(Stored data)
+ + +
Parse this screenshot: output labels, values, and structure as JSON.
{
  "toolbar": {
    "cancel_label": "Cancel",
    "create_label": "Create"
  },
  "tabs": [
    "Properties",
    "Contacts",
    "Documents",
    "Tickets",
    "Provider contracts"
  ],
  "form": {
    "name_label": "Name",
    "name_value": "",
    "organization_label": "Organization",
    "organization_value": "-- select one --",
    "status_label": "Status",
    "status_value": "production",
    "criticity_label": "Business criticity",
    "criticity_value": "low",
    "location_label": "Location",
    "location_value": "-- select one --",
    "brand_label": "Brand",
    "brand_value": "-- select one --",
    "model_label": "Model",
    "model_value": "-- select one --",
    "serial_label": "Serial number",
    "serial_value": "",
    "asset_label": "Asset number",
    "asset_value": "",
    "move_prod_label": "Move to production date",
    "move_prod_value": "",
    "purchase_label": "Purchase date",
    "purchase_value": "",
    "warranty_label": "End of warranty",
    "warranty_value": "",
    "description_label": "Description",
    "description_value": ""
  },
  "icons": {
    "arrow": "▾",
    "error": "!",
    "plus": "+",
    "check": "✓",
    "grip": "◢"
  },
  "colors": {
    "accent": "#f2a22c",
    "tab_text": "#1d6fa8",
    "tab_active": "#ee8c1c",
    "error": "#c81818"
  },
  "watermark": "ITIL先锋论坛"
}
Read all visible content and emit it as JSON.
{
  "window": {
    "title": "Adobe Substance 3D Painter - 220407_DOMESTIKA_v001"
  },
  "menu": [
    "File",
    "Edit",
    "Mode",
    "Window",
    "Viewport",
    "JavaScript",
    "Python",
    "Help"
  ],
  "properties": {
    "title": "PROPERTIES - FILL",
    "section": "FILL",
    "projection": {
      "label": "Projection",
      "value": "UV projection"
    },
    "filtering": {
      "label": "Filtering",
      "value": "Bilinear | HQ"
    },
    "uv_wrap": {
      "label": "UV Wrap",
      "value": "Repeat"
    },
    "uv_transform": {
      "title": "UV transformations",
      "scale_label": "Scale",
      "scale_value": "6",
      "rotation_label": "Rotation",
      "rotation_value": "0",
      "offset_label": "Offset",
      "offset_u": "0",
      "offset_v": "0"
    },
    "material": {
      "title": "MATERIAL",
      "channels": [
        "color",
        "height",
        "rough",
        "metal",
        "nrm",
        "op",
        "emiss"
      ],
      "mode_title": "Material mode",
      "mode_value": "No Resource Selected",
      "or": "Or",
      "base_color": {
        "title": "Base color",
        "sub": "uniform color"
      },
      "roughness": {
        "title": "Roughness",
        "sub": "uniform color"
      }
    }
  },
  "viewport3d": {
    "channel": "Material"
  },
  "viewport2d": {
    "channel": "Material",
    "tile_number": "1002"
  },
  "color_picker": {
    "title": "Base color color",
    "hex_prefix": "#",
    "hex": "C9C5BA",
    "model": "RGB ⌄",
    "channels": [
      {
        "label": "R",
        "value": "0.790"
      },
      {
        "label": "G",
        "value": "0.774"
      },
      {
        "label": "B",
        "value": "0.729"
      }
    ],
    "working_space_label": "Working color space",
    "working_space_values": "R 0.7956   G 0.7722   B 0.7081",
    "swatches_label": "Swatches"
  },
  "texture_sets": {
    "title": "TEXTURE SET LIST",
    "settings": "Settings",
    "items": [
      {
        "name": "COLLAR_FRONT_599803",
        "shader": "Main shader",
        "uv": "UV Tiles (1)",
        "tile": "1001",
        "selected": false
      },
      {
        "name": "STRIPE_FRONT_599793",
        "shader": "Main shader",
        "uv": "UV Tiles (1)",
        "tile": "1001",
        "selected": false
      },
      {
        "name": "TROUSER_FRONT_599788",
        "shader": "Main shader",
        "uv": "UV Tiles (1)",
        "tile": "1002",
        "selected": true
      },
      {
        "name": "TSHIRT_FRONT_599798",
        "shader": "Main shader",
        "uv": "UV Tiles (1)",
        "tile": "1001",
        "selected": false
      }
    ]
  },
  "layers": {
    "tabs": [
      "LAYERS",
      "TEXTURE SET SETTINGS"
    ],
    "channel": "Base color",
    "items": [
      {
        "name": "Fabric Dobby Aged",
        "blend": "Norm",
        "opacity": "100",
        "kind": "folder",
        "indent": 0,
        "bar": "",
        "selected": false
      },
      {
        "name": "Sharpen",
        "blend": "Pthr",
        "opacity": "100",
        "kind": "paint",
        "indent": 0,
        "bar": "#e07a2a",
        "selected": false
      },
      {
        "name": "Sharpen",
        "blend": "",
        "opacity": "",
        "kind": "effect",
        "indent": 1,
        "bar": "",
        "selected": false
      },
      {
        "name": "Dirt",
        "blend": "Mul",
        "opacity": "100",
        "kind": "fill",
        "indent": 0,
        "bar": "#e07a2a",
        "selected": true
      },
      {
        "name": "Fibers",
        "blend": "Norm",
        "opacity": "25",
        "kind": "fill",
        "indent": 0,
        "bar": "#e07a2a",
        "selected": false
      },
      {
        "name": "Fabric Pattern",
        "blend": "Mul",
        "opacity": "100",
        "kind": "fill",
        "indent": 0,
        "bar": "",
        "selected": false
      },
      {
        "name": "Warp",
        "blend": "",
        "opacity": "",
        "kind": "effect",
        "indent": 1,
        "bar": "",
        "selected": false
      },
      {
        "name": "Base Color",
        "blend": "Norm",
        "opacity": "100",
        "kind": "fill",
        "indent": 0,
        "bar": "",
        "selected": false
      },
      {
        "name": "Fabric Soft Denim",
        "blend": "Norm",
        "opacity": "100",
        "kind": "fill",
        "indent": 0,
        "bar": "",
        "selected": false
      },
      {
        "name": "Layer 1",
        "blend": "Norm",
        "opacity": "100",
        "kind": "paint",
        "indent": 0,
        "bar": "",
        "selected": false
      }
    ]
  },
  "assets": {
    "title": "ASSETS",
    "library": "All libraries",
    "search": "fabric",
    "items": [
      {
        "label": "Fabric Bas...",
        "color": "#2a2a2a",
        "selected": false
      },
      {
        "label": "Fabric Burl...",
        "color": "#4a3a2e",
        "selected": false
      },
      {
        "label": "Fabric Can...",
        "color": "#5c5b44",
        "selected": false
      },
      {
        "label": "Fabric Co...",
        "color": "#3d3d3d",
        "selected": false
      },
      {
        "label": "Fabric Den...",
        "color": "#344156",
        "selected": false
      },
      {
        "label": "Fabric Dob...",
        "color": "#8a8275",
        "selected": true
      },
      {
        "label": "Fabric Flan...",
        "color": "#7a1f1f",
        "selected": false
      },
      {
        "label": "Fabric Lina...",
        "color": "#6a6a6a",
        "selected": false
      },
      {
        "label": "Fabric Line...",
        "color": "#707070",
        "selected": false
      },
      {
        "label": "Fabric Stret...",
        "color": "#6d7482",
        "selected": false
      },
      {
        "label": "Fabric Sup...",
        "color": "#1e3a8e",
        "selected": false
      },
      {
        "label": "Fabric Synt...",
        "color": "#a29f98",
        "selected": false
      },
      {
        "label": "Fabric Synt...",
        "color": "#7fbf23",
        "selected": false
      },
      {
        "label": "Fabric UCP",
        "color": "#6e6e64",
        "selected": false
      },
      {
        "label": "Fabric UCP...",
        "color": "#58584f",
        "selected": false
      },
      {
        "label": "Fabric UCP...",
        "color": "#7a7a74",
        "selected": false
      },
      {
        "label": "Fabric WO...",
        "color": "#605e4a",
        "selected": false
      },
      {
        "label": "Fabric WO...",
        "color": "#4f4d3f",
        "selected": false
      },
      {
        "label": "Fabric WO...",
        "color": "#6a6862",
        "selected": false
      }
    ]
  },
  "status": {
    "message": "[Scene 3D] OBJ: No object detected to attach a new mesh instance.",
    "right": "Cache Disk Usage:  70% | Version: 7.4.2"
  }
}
+ + +
DIRECTIONS FOR THIS TASK: Each entry above needs to be retyped exactly.

ANSWER TO THIS EXERCISE:
Parse this screenshot: output labels, values, and structure as JSON.
{
  "toolbar": {
    "cancel_label": "Cancel",
    "create_label": "Create"
  },
  "tabs": [
    "Properties",
    "Contacts",
    "Documents",
    "Tickets",
    "Provider contracts"
  ],
  "form": {
    "name_label": "Name",
    "name_value": "",
    "organization_label": "Organization",
    "organization_value": "-- select one --",
    "status_label": "Status",
    "status_value": "production",
    "criticity_label": "Business criticity",
    "criticity_value": "low",
    "location_label": "Location",
    "location_value": "-- select one --",
    "brand_label": "Brand",
    "brand_value": "-- select one --",
    "model_label": "Model",
    "model_value": "-- select one --",
    "serial_label": "Serial number",
    "serial_value": "",
    "asset_label": "Asset number",
    "asset_value": "",
    "move_prod_label": "Move to production date",
    "move_prod_value": "",
    "purchase_label": "Purchase date",
    "purchase_value": "",
    "warranty_label": "End of warranty",
    "warranty_value": "",
    "description_label": "Description",
    "description_value": ""
  },
  "icons": {
    "arrow": "▾",
    "error": "!",
    "plus": "+",
    "check": "✓",
    "grip": "◢"
  },
  "colors": {
    "accent": "#f2a22c",
    "tab_text": "#1d6fa8",
    "tab_active": "#ee8c1c",
    "error": "#c81818"
  },
  "watermark": "ITIL先锋论坛"
}
Read all visible content and emit it as JSON.
{
  "window": {
    "title": "Adobe Substance 3D Painter - 220407_DOMESTIKA_v001"
  },
  "menu": [
    "File",
    "Edit",
    "Mode",
    "Window",
    "Viewport",
    "JavaScript",
    "Python",
    "Help"
  ],
  "properties": {
    "title": "PROPERTIES - FILL",
    "section": "FILL",
    "projection": {
      "label": "Projection",
      "value": "UV projection"
    },
    "filtering": {
      "label": "Filtering",
      "value": "Bilinear | HQ"
    },
    "uv_wrap": {
      "label": "UV Wrap",
      "value": "Repeat"
    },
    "uv_transform": {
      "title": "UV transformations",
      "scale_label": "Scale",
      "scale_value": "6",
      "rotation_label": "Rotation",
      "rotation_value": "0",
      "offset_label": "Offset",
      "offset_u": "0",
      "offset_v": "0"
    },
    "material": {
      "title": "MATERIAL",
      "channels": [
        "color",
        "height",
        "rough",
        "metal",
        "nrm",
        "op",
        "emiss"
      ],
      "mode_title": "Material mode",
      "mode_value": "No Resource Selected",
      "or": "Or",
      "base_color": {
        "title": "Base color",
        "sub": "uniform color"
      },
      "roughness": {
        "title": "Roughness",
        "sub": "uniform color"
      }
    }
  },
  "viewport3d": {
    "channel": "Material"
  },
  "viewport2d": {
    "channel": "Material",
    "tile_number": "1002"
  },
  "color_picker": {
    "title": "Base color color",
    "hex_prefix": "#",
    "hex": "C9C5BA",
    "model": "RGB ⌄",
    "channels": [
      {
        "label": "R",
        "value": "0.790"
      },
      {
        "label": "G",
        "value": "0.774"
      },
      {
        "label": "B",
        "value": "0.729"
      }
    ],
    "working_space_label": "Working color space",
    "working_space_values": "R 0.7956   G 0.7722   B 0.7081",
    "swatches_label": "Swatches"
  },
  "texture_sets": {
    "title": "TEXTURE SET LIST",
    "settings": "Settings",
    "items": [
      {
        "name": "COLLAR_FRONT_599803",
        "shader": "Main shader",
        "uv": "UV Tiles (1)",
        "tile": "1001",
        "selected": false
      },
      {
        "name": "STRIPE_FRONT_599793",
        "shader": "Main shader",
        "uv": "UV Tiles (1)",
        "tile": "1001",
        "selected": false
      },
      {
        "name": "TROUSER_FRONT_599788",
        "shader": "Main shader",
        "uv": "UV Tiles (1)",
        "tile": "1002",
        "selected": true
      },
      {
        "name": "TSHIRT_FRONT_599798",
        "shader": "Main shader",
        "uv": "UV Tiles (1)",
        "tile": "1001",
        "selected": false
      }
    ]
  },
  "layers": {
    "tabs": [
      "LAYERS",
      "TEXTURE SET SETTINGS"
    ],
    "channel": "Base color",
    "items": [
      {
        "name": "Fabric Dobby Aged",
        "blend": "Norm",
        "opacity": "100",
        "kind": "folder",
        "indent": 0,
        "bar": "",
        "selected": false
      },
      {
        "name": "Sharpen",
        "blend": "Pthr",
        "opacity": "100",
        "kind": "paint",
        "indent": 0,
        "bar": "#e07a2a",
        "selected": false
      },
      {
        "name": "Sharpen",
        "blend": "",
        "opacity": "",
        "kind": "effect",
        "indent": 1,
        "bar": "",
        "selected": false
      },
      {
        "name": "Dirt",
        "blend": "Mul",
        "opacity": "100",
        "kind": "fill",
        "indent": 0,
        "bar": "#e07a2a",
        "selected": true
      },
      {
        "name": "Fibers",
        "blend": "Norm",
        "opacity": "25",
        "kind": "fill",
        "indent": 0,
        "bar": "#e07a2a",
        "selected": false
      },
      {
        "name": "Fabric Pattern",
        "blend": "Mul",
        "opacity": "100",
        "kind": "fill",
        "indent": 0,
        "bar": "",
        "selected": false
      },
      {
        "name": "Warp",
        "blend": "",
        "opacity": "",
        "kind": "effect",
        "indent": 1,
        "bar": "",
        "selected": false
      },
      {
        "name": "Base Color",
        "blend": "Norm",
        "opacity": "100",
        "kind": "fill",
        "indent": 0,
        "bar": "",
        "selected": false
      },
      {
        "name": "Fabric Soft Denim",
        "blend": "Norm",
        "opacity": "100",
        "kind": "fill",
        "indent": 0,
        "bar": "",
        "selected": false
      },
      {
        "name": "Layer 1",
        "blend": "Norm",
        "opacity": "100",
        "kind": "paint",
        "indent": 0,
        "bar": "",
        "selected": false
      }
    ]
  },
  "assets": {
    "title": "ASSETS",
    "library": "All libraries",
    "search": "fabric",
    "items": [
      {
        "label": "Fabric Bas...",
        "color": "#2a2a2a",
        "selected": false
      },
      {
        "label": "Fabric Burl...",
        "color": "#4a3a2e",
        "selected": false
      },
      {
        "label": "Fabric Can...",
        "color": "#5c5b44",
        "selected": false
      },
      {
        "label": "Fabric Co...",
        "color": "#3d3d3d",
        "selected": false
      },
      {
        "label": "Fabric Den...",
        "color": "#344156",
        "selected": false
      },
      {
        "label": "Fabric Dob...",
        "color": "#8a8275",
        "selected": true
      },
      {
        "label": "Fabric Flan...",
        "color": "#7a1f1f",
        "selected": false
      },
      {
        "label": "Fabric Lina...",
        "color": "#6a6a6a",
        "selected": false
      },
      {
        "label": "Fabric Line...",
        "color": "#707070",
        "selected": false
      },
      {
        "label": "Fabric Stret...",
        "color": "#6d7482",
        "selected": false
      },
      {
        "label": "Fabric Sup...",
        "color": "#1e3a8e",
        "selected": false
      },
      {
        "label": "Fabric Synt...",
        "color": "#a29f98",
        "selected": false
      },
      {
        "label": "Fabric Synt...",
        "color": "#7fbf23",
        "selected": false
      },
      {
        "label": "Fabric UCP",
        "color": "#6e6e64",
        "selected": false
      },
      {
        "label": "Fabric UCP...",
        "color": "#58584f",
        "selected": false
      },
      {
        "label": "Fabric UCP...",
        "color": "#7a7a74",
        "selected": false
      },
      {
        "label": "Fabric WO...",
        "color": "#605e4a",
        "selected": false
      },
      {
        "label": "Fabric WO...",
        "color": "#4f4d3f",
        "selected": false
      },
      {
        "label": "Fabric WO...",
        "color": "#6a6862",
        "selected": false
      }
    ]
  },
  "status": {
    "message": "[Scene 3D] OBJ: No object detected to attach a new mesh instance.",
    "right": "Cache Disk Usage:  70% | Version: 7.4.2"
  }
}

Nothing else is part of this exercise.